--- START OF Source ---

Church/Chapel news

A Guide to Amroth Parish Church
by  Canon Michael Butler. A.D.

Amroth is a small coastal village in the south east corner of Pembrokeshire. The older industries of mining, farming and fishing have now been mainly overtaken by holiday activities. The name ‘Amroth’ has several possible origins, one of these being perhaps ‘Lanrath’ meaning ‘the (church)lands around a fort’. The change in the centre of gravity of the village due to the coastal development in the last century, now means that the Church lies on the northern boundary of the Parish nearly a mile from the main part of the village.
There is evidence that there had been two Churches in the Parish from early times. Irish missionaries coming to Pembrokeshire in the 4th century would have founded a very crude cell in the shelter of the rath or fort. By the 9th century there were two Churches at opposite ends of the Parish, the eastern one being a small building some 200 yards from the site of the present building.
The dedication to St Elidyr is obscure. There are three other Churches in the locality with this dedication. They are at Crunwere, Ludchurch and Stackpole Elidyr. One possibility is that they were dedicated by St Elidur de Stackpole, the processional cross bearer when Archbishop Baldwin led his crusade through Wales at the end of the 12th century. In the ‘Lives of British Saints’ the authors suggest the dedication may be to a 12th century pilgrim, ‘Elidyr the Courteous’. Or it could just be that a scribe’s error for the Welsh Saint ‘Teilo’ who was also known as ‘Eluid‘ may have mistakenly given us ‘Elidyr’.
The present Church is of 13th century Early English architectural style, the older parts being built in 1490 by John Elliot, the then builder and owner of Amroth Castle. This replaced the earlier smaller eastern and western Churches of the Parish with a single larger building.
In its original design the Church was cruciform in shape, with conventional Chancel, Nave and two transepts. The crenellated tower above the north transept has a spiral staircase in the northwest corner. In the early 16th century John Elliot added a chantry chapel to the north of the chancel. His successors at Amroth Castle, the Biddulph family, gave the chapel to the Church in 1889, and also added a vestry to the north wall of the chapel.
The Church was extended westwards in the middle of the 19th century, a new south door being added to replace the original door in the south transept. A porch with stone bench seats was added at the same time as the building of the vestry.

--- END OF Source ---

**Set exercise 1**
Please repeat the records verbatim from the start of the records through the line containing "svg-text:SCIENTIFIC: SCIENTIFIC [70, 92, 499, 150]".

--- START OF The data ---

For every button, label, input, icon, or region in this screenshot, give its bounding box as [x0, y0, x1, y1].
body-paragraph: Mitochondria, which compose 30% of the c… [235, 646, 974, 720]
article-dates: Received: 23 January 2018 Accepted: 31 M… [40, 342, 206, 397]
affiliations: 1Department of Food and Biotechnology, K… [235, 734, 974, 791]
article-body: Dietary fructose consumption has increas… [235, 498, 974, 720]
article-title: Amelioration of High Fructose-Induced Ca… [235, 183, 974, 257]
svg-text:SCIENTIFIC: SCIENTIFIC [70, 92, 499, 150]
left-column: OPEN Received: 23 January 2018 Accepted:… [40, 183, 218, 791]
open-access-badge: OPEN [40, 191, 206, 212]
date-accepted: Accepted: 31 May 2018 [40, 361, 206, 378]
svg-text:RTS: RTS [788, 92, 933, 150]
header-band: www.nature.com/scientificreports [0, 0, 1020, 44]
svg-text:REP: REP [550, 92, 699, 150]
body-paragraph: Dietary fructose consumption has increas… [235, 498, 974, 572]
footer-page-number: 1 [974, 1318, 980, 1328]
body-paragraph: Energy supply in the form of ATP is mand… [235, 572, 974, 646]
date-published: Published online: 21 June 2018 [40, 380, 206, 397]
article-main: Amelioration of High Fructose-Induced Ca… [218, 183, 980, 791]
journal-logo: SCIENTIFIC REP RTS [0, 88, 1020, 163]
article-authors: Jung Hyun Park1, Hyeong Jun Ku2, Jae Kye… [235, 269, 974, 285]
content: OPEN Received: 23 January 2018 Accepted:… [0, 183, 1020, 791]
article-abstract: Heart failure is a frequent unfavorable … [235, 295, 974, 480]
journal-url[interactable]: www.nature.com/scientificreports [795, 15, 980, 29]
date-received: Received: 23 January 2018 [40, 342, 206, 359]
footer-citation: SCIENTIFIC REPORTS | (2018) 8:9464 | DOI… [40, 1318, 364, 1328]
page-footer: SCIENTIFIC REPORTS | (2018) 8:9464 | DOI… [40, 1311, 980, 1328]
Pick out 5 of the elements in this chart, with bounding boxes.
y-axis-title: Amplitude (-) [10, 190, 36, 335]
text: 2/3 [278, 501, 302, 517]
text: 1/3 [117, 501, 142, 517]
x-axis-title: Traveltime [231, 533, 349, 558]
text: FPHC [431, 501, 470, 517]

--- END OF The data ---

**Set exercise 2**
In the guide to Amroth Parish Church, who built the older parts of the present Church in 1490?

**Full solution 1**
For every button, label, input, icon, or region in this screenshot, give its bounding box as [x0, y0, x1, y1].
body-paragraph: Mitochondria, which compose 30% of the c… [235, 646, 974, 720]
article-dates: Received: 23 January 2018 Accepted: 31 M… [40, 342, 206, 397]
affiliations: 1Department of Food and Biotechnology, K… [235, 734, 974, 791]
article-body: Dietary fructose consumption has increas… [235, 498, 974, 720]
article-title: Amelioration of High Fructose-Induced Ca… [235, 183, 974, 257]
svg-text:SCIENTIFIC: SCIENTIFIC [70, 92, 499, 150]

**Full solution 2**
John Elliot, then the builder and owner of Amroth Castle.